### SOURCE DATA
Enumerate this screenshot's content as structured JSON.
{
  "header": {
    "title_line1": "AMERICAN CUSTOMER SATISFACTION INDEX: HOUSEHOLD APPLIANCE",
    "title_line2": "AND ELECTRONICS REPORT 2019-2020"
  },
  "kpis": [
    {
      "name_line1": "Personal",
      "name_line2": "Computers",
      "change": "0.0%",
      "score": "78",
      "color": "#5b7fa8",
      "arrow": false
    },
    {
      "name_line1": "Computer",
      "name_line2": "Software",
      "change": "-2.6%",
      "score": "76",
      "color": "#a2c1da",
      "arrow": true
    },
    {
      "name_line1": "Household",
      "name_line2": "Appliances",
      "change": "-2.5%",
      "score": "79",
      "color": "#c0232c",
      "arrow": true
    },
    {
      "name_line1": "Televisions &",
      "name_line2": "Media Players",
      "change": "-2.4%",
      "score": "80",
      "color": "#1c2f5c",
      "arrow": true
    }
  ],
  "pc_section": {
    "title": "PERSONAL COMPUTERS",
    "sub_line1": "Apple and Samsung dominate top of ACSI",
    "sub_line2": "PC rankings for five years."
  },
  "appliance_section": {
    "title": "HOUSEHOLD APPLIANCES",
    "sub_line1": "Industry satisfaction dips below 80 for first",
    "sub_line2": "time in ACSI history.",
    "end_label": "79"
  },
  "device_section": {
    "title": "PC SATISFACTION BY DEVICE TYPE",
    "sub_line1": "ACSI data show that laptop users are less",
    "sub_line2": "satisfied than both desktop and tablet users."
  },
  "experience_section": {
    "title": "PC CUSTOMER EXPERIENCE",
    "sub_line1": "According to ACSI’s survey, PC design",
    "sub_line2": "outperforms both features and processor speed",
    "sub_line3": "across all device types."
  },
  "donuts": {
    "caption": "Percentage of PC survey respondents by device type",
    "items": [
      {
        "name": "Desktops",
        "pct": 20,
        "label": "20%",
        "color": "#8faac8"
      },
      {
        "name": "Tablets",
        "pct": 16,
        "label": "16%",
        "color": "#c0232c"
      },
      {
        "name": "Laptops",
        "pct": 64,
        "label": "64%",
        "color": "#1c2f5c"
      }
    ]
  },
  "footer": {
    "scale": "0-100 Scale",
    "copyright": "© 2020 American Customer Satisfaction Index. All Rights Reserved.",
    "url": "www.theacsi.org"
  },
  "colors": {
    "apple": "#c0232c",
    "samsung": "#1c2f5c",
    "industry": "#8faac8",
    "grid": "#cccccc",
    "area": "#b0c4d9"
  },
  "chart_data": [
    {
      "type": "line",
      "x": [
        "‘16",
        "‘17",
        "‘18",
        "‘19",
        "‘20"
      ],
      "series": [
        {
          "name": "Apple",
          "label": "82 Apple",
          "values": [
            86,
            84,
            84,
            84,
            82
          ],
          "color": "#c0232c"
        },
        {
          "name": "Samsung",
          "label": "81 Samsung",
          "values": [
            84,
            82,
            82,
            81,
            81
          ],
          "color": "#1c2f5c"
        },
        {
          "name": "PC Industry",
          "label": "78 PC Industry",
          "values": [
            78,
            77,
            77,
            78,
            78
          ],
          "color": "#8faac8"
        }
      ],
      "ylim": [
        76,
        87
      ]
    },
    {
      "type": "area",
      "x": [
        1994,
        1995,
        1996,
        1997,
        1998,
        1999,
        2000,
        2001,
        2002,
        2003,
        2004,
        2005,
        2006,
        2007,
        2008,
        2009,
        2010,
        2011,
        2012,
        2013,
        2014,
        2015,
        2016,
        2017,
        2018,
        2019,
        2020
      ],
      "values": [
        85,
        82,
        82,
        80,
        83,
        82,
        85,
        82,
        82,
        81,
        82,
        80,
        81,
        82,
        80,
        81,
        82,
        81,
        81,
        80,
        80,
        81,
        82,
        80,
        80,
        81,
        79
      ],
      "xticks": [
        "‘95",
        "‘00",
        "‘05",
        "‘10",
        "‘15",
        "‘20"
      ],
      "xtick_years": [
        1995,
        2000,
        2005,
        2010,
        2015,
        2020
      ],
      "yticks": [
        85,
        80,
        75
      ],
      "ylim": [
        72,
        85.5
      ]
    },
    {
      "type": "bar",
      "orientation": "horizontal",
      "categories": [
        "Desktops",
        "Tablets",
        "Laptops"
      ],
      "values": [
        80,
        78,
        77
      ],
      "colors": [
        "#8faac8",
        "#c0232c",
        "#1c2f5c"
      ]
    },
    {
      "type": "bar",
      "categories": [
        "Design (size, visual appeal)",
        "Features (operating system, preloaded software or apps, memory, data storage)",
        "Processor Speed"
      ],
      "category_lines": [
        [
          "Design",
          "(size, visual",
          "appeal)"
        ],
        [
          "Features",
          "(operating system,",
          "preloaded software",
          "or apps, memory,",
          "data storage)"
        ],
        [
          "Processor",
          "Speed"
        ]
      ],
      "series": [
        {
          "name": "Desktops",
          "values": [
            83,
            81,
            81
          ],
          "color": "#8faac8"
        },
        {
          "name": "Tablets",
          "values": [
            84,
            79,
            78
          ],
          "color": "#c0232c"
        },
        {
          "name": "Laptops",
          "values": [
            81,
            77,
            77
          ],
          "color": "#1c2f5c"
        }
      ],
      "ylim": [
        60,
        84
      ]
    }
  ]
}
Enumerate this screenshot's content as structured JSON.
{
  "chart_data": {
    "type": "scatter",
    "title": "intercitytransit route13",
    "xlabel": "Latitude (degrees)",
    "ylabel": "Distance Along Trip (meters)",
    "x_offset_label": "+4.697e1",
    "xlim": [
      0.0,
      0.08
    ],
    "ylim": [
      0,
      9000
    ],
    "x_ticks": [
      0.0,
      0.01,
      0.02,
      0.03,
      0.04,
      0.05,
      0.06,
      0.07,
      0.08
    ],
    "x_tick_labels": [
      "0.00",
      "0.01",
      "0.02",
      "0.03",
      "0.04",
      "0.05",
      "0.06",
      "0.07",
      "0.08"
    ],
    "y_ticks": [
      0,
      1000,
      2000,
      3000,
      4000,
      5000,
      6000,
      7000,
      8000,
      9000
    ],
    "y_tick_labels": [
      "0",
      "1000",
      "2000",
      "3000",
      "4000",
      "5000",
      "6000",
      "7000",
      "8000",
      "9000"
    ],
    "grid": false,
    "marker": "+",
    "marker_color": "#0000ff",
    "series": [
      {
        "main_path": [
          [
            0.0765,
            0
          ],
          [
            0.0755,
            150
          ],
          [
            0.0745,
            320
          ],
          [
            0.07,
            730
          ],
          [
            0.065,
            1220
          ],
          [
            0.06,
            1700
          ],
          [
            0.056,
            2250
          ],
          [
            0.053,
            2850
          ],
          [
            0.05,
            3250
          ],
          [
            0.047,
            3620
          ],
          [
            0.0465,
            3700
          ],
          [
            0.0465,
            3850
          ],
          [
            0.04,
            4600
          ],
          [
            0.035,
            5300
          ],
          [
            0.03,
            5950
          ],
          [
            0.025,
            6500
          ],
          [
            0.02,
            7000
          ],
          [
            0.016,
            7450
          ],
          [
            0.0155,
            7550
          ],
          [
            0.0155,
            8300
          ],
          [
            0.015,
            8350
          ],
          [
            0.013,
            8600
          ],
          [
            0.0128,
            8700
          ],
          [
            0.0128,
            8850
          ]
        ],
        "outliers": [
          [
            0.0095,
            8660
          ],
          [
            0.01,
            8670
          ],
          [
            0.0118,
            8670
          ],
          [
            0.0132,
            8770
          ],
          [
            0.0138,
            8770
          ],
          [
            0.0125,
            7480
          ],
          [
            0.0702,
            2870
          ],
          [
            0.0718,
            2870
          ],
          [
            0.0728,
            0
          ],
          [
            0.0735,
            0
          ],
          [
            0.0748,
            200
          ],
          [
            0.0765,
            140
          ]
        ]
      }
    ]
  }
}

### REQUIREMENTS
Nothing should be changed: write out all of the data as is.

### EXPECTED ANSWER
Enumerate this screenshot's content as structured JSON.
{
  "header": {
    "title_line1": "AMERICAN CUSTOMER SATISFACTION INDEX: HOUSEHOLD APPLIANCE",
    "title_line2": "AND ELECTRONICS REPORT 2019-2020"
  },
  "kpis": [
    {
      "name_line1": "Personal",
      "name_line2": "Computers",
      "change": "0.0%",
      "score": "78",
      "color": "#5b7fa8",
      "arrow": false
    },
    {
      "name_line1": "Computer",
      "name_line2": "Software",
      "change": "-2.6%",
      "score": "76",
      "color": "#a2c1da",
      "arrow": true
    },
    {
      "name_line1": "Household",
      "name_line2": "Appliances",
      "change": "-2.5%",
      "score": "79",
      "color": "#c0232c",
      "arrow": true
    },
    {
      "name_line1": "Televisions &",
      "name_line2": "Media Players",
      "change": "-2.4%",
      "score": "80",
      "color": "#1c2f5c",
      "arrow": true
    }
  ],
  "pc_section": {
    "title": "PERSONAL COMPUTERS",
    "sub_line1": "Apple and Samsung dominate top of ACSI",
    "sub_line2": "PC rankings for five years."
  },
  "appliance_section": {
    "title": "HOUSEHOLD APPLIANCES",
    "sub_line1": "Industry satisfaction dips below 80 for first",
    "sub_line2": "time in ACSI history.",
    "end_label": "79"
  },
  "device_section": {
    "title": "PC SATISFACTION BY DEVICE TYPE",
    "sub_line1": "ACSI data show that laptop users are less",
    "sub_line2": "satisfied than both desktop and tablet users."
  },
  "experience_section": {
    "title": "PC CUSTOMER EXPERIENCE",
    "sub_line1": "According to ACSI’s survey, PC design",
    "sub_line2": "outperforms both features and processor speed",
    "sub_line3": "across all device types."
  },
  "donuts": {
    "caption": "Percentage of PC survey respondents by device type",
    "items": [
      {
        "name": "Desktops",
        "pct": 20,
        "label": "20%",
        "color": "#8faac8"
      },
      {
        "name": "Tablets",
        "pct": 16,
        "label": "16%",
        "color": "#c0232c"
      },
      {
        "name": "Laptops",
        "pct": 64,
        "label": "64%",
        "color": "#1c2f5c"
      }
    ]
  },
  "footer": {
    "scale": "0-100 Scale",
    "copyright": "© 2020 American Customer Satisfaction Index. All Rights Reserved.",
    "url": "www.theacsi.org"
  },
  "colors": {
    "apple": "#c0232c",
    "samsung": "#1c2f5c",
    "industry": "#8faac8",
    "grid": "#cccccc",
    "area": "#b0c4d9"
  },
  "chart_data": [
    {
      "type": "line",
      "x": [
        "‘16",
        "‘17",
        "‘18",
        "‘19",
        "‘20"
      ],
      "series": [
        {
          "name": "Apple",
          "label": "82 Apple",
          "values": [
            86,
            84,
            84,
            84,
            82
          ],
          "color": "#c0232c"
        },
        {
          "name": "Samsung",
          "label": "81 Samsung",
          "values": [
            84,
            82,
            82,
            81,
            81
          ],
          "color": "#1c2f5c"
        },
        {
          "name": "PC Industry",
          "label": "78 PC Industry",
          "values": [
            78,
            77,
            77,
            78,
            78
          ],
          "color": "#8faac8"
        }
      ],
      "ylim": [
        76,
        87
      ]
    },
    {
      "type": "area",
      "x": [
        1994,
        1995,
        1996,
        1997,
        1998,
        1999,
        2000,
        2001,
        2002,
        2003,
        2004,
        2005,
        2006,
        2007,
        2008,
        2009,
        2010,
        2011,
        2012,
        2013,
        2014,
        2015,
        2016,
        2017,
        2018,
        2019,
        2020
      ],
      "values": [
        85,
        82,
        82,
        80,
        83,
        82,
        85,
        82,
        82,
        81,
        82,
        80,
        81,
        82,
        80,
        81,
        82,
        81,
        81,
        80,
        80,
        81,
        82,
        80,
        80,
        81,
        79
      ],
      "xticks": [
        "‘95",
        "‘00",
        "‘05",
        "‘10",
        "‘15",
        "‘20"
      ],
      "xtick_years": [
        1995,
        2000,
        2005,
        2010,
        2015,
        2020
      ],
      "yticks": [
        85,
        80,
        75
      ],
      "ylim": [
        72,
        85.5
      ]
    },
    {
      "type": "bar",
      "orientation": "horizontal",
      "categories": [
        "Desktops",
        "Tablets",
        "Laptops"
      ],
      "values": [
        80,
        78,
        77
      ],
      "colors": [
        "#8faac8",
        "#c0232c",
        "#1c2f5c"
      ]
    },
    {
      "type": "bar",
      "categories": [
        "Design (size, visual appeal)",
        "Features (operating system, preloaded software or apps, memory, data storage)",
        "Processor Speed"
      ],
      "category_lines": [
        [
          "Design",
          "(size, visual",
          "appeal)"
        ],
        [
          "Features",
          "(operating system,",
          "preloaded software",
          "or apps, memory,",
          "data storage)"
        ],
        [
          "Processor",
          "Speed"
        ]
      ],
      "series": [
        {
          "name": "Desktops",
          "values": [
            83,
            81,
            81
          ],
          "color": "#8faac8"
        },
        {
          "name": "Tablets",
          "values": [
            84,
            79,
            78
          ],
          "color": "#c0232c"
        },
        {
          "name": "Laptops",
          "values": [
            81,
            77,
            77
          ],
          "color": "#1c2f5c"
        }
      ],
      "ylim": [
        60,
        84
      ]
    }
  ]
}
Enumerate this screenshot's content as structured JSON.
{
  "chart_data": {
    "type": "scatter",
    "title": "intercitytransit route13",
    "xlabel": "Latitude (degrees)",
    "ylabel": "Distance Along Trip (meters)",
    "x_offset_label": "+4.697e1",
    "xlim": [
      0.0,
      0.08
    ],
    "ylim": [
      0,
      9000
    ],
    "x_ticks": [
      0.0,
      0.01,
      0.02,
      0.03,
      0.04,
      0.05,
      0.06,
      0.07,
      0.08
    ],
    "x_tick_labels": [
      "0.00",
      "0.01",
      "0.02",
      "0.03",
      "0.04",
      "0.05",
      "0.06",
      "0.07",
      "0.08"
    ],
    "y_ticks": [
      0,
      1000,
      2000,
      3000,
      4000,
      5000,
      6000,
      7000,
      8000,
      9000
    ],
    "y_tick_labels": [
      "0",
      "1000",
      "2000",
      "3000",
      "4000",
      "5000",
      "6000",
      "7000",
      "8000",
      "9000"
    ],
    "grid": false,
    "marker": "+",
    "marker_color": "#0000ff",
    "series": [
      {
        "main_path": [
          [
            0.0765,
            0
          ],
          [
            0.0755,
            150
          ],
          [
            0.0745,
            320
          ],
          [
            0.07,
            730
          ],
          [
            0.065,
            1220
          ],
          [
            0.06,
            1700
          ],
          [
            0.056,
            2250
          ],
          [
            0.053,
            2850
          ],
          [
            0.05,
            3250
          ],
          [
            0.047,
            3620
          ],
          [
            0.0465,
            3700
          ],
          [
            0.0465,
            3850
          ],
          [
            0.04,
            4600
          ],
          [
            0.035,
            5300
          ],
          [
            0.03,
            5950
          ],
          [
            0.025,
            6500
          ],
          [
            0.02,
            7000
          ],
          [
            0.016,
            7450
          ],
          [
            0.0155,
            7550
          ],
          [
            0.0155,
            8300
          ],
          [
            0.015,
            8350
          ],
          [
            0.013,
            8600
          ],
          [
            0.0128,
            8700
          ],
          [
            0.0128,
            8850
          ]
        ],
        "outliers": [
          [
            0.0095,
            8660
          ],
          [
            0.01,
            8670
          ],
          [
            0.0118,
            8670
          ],
          [
            0.0132,
            8770
          ],
          [
            0.0138,
            8770
          ],
          [
            0.0125,
            7480
          ],
          [
            0.0702,
            2870
          ],
          [
            0.0718,
            2870
          ],
          [
            0.0728,
            0
          ],
          [
            0.0735,
            0
          ],
          [
            0.0748,
            200
          ],
          [
            0.0765,
            140
          ]
        ]
      }
    ]
  }
}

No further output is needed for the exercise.